— start INFORMATION GIVEN —

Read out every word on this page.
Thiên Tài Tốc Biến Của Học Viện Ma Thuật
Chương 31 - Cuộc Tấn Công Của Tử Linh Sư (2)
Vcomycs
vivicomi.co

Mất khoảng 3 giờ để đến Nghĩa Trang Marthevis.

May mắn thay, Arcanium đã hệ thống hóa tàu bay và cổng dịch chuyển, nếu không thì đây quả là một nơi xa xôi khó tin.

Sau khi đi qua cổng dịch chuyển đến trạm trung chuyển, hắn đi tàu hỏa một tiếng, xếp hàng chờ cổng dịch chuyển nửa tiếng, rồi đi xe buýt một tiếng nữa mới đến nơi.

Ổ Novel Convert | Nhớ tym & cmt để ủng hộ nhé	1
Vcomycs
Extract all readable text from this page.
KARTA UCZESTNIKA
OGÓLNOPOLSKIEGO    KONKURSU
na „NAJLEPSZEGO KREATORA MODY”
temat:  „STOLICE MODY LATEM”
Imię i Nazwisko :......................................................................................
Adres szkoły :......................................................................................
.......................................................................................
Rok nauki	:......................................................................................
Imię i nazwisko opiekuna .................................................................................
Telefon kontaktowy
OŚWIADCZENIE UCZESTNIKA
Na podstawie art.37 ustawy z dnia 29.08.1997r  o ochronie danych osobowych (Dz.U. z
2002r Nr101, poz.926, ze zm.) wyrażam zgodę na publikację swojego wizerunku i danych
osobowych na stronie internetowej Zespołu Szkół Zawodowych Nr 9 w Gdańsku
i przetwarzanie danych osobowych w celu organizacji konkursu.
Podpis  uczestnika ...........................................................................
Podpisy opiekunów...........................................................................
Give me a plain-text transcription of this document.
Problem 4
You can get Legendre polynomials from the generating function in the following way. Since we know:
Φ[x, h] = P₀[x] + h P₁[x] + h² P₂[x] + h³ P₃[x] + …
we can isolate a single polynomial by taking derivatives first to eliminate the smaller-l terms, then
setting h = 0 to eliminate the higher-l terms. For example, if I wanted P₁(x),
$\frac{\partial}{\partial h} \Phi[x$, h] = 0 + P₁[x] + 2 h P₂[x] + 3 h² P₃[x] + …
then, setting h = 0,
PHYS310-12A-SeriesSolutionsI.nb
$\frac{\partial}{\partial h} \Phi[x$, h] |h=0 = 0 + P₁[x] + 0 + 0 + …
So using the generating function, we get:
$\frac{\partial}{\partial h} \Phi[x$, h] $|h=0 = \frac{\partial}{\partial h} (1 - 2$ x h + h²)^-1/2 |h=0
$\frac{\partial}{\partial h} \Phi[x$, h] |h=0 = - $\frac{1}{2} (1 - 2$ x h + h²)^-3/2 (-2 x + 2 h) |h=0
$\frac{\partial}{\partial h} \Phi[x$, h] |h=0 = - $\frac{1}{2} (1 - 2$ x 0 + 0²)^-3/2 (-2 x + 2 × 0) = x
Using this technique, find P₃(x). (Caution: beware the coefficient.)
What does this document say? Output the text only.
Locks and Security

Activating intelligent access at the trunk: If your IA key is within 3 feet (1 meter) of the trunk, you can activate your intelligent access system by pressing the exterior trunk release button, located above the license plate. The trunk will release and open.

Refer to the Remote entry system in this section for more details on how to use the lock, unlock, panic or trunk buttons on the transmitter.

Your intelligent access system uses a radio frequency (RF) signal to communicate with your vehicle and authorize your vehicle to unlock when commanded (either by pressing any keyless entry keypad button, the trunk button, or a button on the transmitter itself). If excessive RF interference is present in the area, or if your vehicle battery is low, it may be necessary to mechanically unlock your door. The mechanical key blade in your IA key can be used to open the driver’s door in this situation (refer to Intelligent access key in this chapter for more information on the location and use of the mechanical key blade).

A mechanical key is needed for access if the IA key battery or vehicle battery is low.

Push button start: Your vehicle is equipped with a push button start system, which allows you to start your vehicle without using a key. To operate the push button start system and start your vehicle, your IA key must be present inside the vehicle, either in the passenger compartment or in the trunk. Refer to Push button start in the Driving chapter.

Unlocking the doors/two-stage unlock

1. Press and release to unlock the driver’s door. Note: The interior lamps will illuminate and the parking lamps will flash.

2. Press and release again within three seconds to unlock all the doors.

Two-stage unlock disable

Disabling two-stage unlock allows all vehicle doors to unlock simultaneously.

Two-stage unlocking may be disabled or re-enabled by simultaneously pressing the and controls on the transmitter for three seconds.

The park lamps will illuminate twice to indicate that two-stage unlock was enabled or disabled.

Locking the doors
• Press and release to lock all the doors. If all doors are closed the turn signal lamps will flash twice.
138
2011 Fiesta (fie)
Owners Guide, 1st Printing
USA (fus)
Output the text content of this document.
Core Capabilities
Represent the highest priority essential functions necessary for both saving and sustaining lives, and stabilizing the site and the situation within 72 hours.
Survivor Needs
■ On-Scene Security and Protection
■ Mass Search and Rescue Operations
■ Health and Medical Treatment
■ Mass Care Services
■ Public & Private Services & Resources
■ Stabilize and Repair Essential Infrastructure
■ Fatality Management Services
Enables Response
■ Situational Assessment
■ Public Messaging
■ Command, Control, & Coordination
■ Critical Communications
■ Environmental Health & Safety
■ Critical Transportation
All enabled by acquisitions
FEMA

— end INFORMATION GIVEN —

- **EXERCISE AIM**: Please copy out each record, character for character.

- **EXERCISE RESULT**:
Read out every word on this page.
Thiên Tài Tốc Biến Của Học Viện Ma Thuật
Chương 31 - Cuộc Tấn Công Của Tử Linh Sư (2)
Vcomycs
vivicomi.co

Mất khoảng 3 giờ để đến Nghĩa Trang Marthevis.

May mắn thay, Arcanium đã hệ thống hóa tàu bay và cổng dịch chuyển, nếu không thì đây quả là một nơi xa xôi khó tin.

Sau khi đi qua cổng dịch chuyển đến trạm trung chuyển, hắn đi tàu hỏa một tiếng, xếp hàng chờ cổng dịch chuyển nửa tiếng, rồi đi xe buýt một tiếng nữa mới đến nơi.

Ổ Novel Convert | Nhớ tym & cmt để ủng hộ nhé	1
Vcomycs
Extract all readable text from this page.
KARTA UCZESTNIKA
OGÓLNOPOLSKIEGO    KONKURSU
na „NAJLEPSZEGO KREATORA MODY”
temat:  „STOLICE MODY LATEM”
Imię i Nazwisko :......................................................................................
Adres szkoły :......................................................................................
.......................................................................................
Rok nauki	:......................................................................................
Imię i nazwisko opiekuna .................................................................................
Telefon kontaktowy
OŚWIADCZENIE UCZESTNIKA
Na podstawie art.37 ustawy z dnia 29.08.1997r  o ochronie danych osobowych (Dz.U. z
2002r Nr101, poz.926, ze zm.) wyrażam zgodę na publikację swojego wizerunku i danych
osobowych na stronie internetowej Zespołu Szkół Zawodowych Nr 9 w Gdańsku
i przetwarzanie danych osobowych w celu organizacji konkursu.
Podpis  uczestnika ...........................................................................
Podpisy opiekunów...........................................................................
Give me a plain-text transcription of this document.
Problem 4
You can get Legendre polynomials from the generating function in the following way. Since we know:
Φ[x, h] = P₀[x] + h P₁[x] + h² P₂[x] + h³ P₃[x] + …
we can isolate a single polynomial by taking derivatives first to eliminate the smaller-l terms, then
setting h = 0 to eliminate the higher-l terms. For example, if I wanted P₁(x),
$\frac{\partial}{\partial h} \Phi[x$, h] = 0 + P₁[x] + 2 h P₂[x] + 3 h² P₃[x] + …
then, setting h = 0,
PHYS310-12A-SeriesSolutionsI.nb
$\frac{\partial}{\partial h} \Phi[x$, h] |h=0 = 0 + P₁[x] + 0 + 0 + …
So using the generating function, we get:
$\frac{\partial}{\partial h} \Phi[x$, h] $|h=0 = \frac{\partial}{\partial h} (1 - 2$ x h + h²)^-1/2 |h=0
$\frac{\partial}{\partial h} \Phi[x$, h] |h=0 = - $\frac{1}{2} (1 - 2$ x h + h²)^-3/2 (-2 x + 2 h) |h=0
$\frac{\partial}{\partial h} \Phi[x$, h] |h=0 = - $\frac{1}{2} (1 - 2$ x 0 + 0²)^-3/2 (-2 x + 2 × 0) = x
Using this technique, find P₃(x). (Caution: beware the coefficient.)
What does this document say? Output the text only.
Locks and Security

Activating intelligent access at the trunk: If your IA key is within 3 feet (1 meter) of the trunk, you can activate your intelligent access system by pressing the exterior trunk release button, located above the license plate. The trunk will release and open.

Refer to the Remote entry system in this section for more details on how to use the lock, unlock, panic or trunk buttons on the transmitter.

Your intelligent access system uses a radio frequency (RF) signal to communicate with your vehicle and authorize your vehicle to unlock when commanded (either by pressing any keyless entry keypad button, the trunk button, or a button on the transmitter itself). If excessive RF interference is present in the area, or if your vehicle battery is low, it may be necessary to mechanically unlock your door. The mechanical key blade in your IA key can be used to open the driver’s door in this situation (refer to Intelligent access key in this chapter for more information on the location and use of the mechanical key blade).

A mechanical key is needed for access if the IA key battery or vehicle battery is low.

Push button start: Your vehicle is equipped with a push button start system, which allows you to start your vehicle without using a key. To operate the push button start system and start your vehicle, your IA key must be present inside the vehicle, either in the passenger compartment or in the trunk. Refer to Push button start in the Driving chapter.

Unlocking the doors/two-stage unlock

1. Press and release to unlock the driver’s door. Note: The interior lamps will illuminate and the parking lamps will flash.

2. Press and release again within three seconds to unlock all the doors.

Two-stage unlock disable

Disabling two-stage unlock allows all vehicle doors to unlock simultaneously.

Two-stage unlocking may be disabled or re-enabled by simultaneously pressing the and controls on the transmitter for three seconds.

The park lamps will illuminate twice to indicate that two-stage unlock was enabled or disabled.

Locking the doors
• Press and release to lock all the doors. If all doors are closed the turn signal lamps will flash twice.
138
2011 Fiesta (fie)
Owners Guide, 1st Printing
USA (fus)
Output the text content of this document.
Core Capabilities
Represent the highest priority essential functions necessary for both saving and sustaining lives, and stabilizing the site and the situation within 72 hours.
Survivor Needs
■ On-Scene Security and Protection
■ Mass Search and Rescue Operations
■ Health and Medical Treatment
■ Mass Care Services
■ Public & Private Services & Resources
■ Stabilize and Repair Essential Infrastructure
■ Fatality Management Services
Enables Response
■ Situational Assessment
■ Public Messaging
■ Command, Control, & Coordination
■ Critical Communications
■ Environmental Health & Safety
■ Critical Transportation
All enabled by acquisitions
FEMA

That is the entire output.